Data items
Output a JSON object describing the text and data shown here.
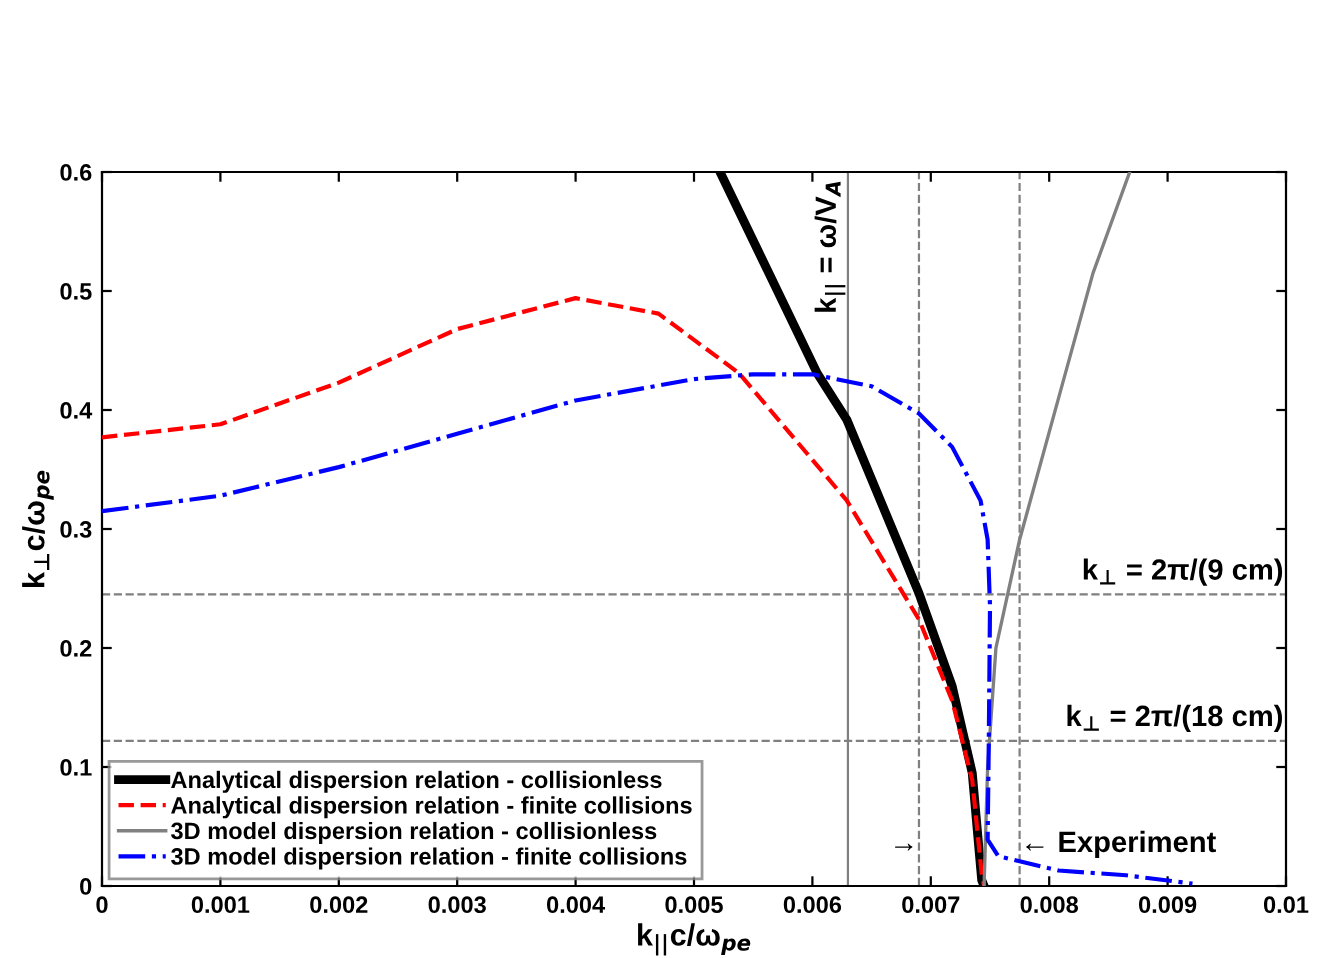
{
  "chart_data": {
    "type": "line",
    "xlabel": "k$_{||}$c/ω$_{pe}$",
    "ylabel": "k$_{⊥}$c/ω$_{pe}$",
    "xlim": [
      0,
      0.01
    ],
    "ylim": [
      0,
      0.6
    ],
    "xticks": [
      0,
      0.001,
      0.002,
      0.003,
      0.004,
      0.005,
      0.006,
      0.007,
      0.008,
      0.009,
      0.01
    ],
    "yticks": [
      0,
      0.1,
      0.2,
      0.3,
      0.4,
      0.5,
      0.6
    ],
    "grid": false,
    "legend": "bottom left",
    "marker": "none",
    "series": [
      {
        "name": "Analytical dispersion relation - collisionless",
        "color": "#000000",
        "line_style": "solid",
        "x": [
          0.00522,
          0.00604,
          0.00629,
          0.0069,
          0.00718,
          0.00735,
          0.00743,
          0.00745
        ],
        "values": [
          0.6,
          0.431,
          0.392,
          0.246,
          0.168,
          0.095,
          0.005,
          0
        ]
      },
      {
        "name": "Analytical dispersion relation - finite collisions",
        "color": "#ff0000",
        "line_style": "dashed",
        "x": [
          0,
          0.001,
          0.002,
          0.003,
          0.004,
          0.0047,
          0.00538,
          0.00629,
          0.0069,
          0.00718,
          0.00735,
          0.00743,
          0.00745
        ],
        "values": [
          0.377,
          0.388,
          0.423,
          0.468,
          0.494,
          0.481,
          0.431,
          0.324,
          0.224,
          0.156,
          0.089,
          0.01,
          0
        ]
      },
      {
        "name": "3D model dispersion relation - collisionless",
        "color": "#808080",
        "line_style": "solid",
        "x": [
          0.00745,
          0.00748,
          0.00755,
          0.00775,
          0.00809,
          0.00837,
          0.00868
        ],
        "values": [
          0,
          0.1,
          0.2,
          0.291,
          0.414,
          0.515,
          0.6
        ]
      },
      {
        "name": "3D model dispersion relation - finite collisions",
        "color": "#0000ff",
        "line_style": "dashdot",
        "x": [
          0,
          0.001,
          0.002,
          0.003,
          0.004,
          0.005,
          0.0055,
          0.006,
          0.0065,
          0.0069,
          0.00718,
          0.00742,
          0.00748,
          0.0075,
          0.00749,
          0.00748,
          0.00757,
          0.00808,
          0.00865,
          0.00921
        ],
        "values": [
          0.315,
          0.328,
          0.352,
          0.38,
          0.408,
          0.426,
          0.43,
          0.43,
          0.42,
          0.397,
          0.369,
          0.324,
          0.291,
          0.235,
          0.123,
          0.039,
          0.025,
          0.013,
          0.009,
          0.002
        ]
      }
    ],
    "ref_lines": [
      {
        "axis": "x",
        "value": 0.0063,
        "label": "k$_{||}$ = ω/V$_{A}$",
        "color": "#808080",
        "line_style": "solid"
      },
      {
        "axis": "x",
        "value": 0.0069,
        "color": "#808080",
        "line_style": "dashed"
      },
      {
        "axis": "x",
        "value": 0.00775,
        "color": "#808080",
        "line_style": "dashed"
      },
      {
        "axis": "y",
        "value": 0.245,
        "color": "#808080",
        "line_style": "dashed"
      },
      {
        "axis": "y",
        "value": 0.122,
        "color": "#808080",
        "line_style": "dashed"
      }
    ],
    "annotations": [
      {
        "text": "k$_{⊥}$ = 2π/(9 cm)",
        "x": 0.01,
        "y": 0.245
      },
      {
        "text": "k$_{⊥}$ = 2π/(18 cm)",
        "x": 0.01,
        "y": 0.122
      },
      {
        "text": "→",
        "x": 0.0069,
        "y": 0.035
      },
      {
        "text": "← Experiment",
        "x": 0.00775,
        "y": 0.035
      }
    ]
  }
}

Directions: Take each line containing the string "relation" and copy it out.

The answer:
        "name": "Analytical dispersion relation - collisionless",
        "name": "Analytical dispersion relation - finite collisions",
        "name": "3D model dispersion relation - collisionless",
        "name": "3D model dispersion relation - finite collisions",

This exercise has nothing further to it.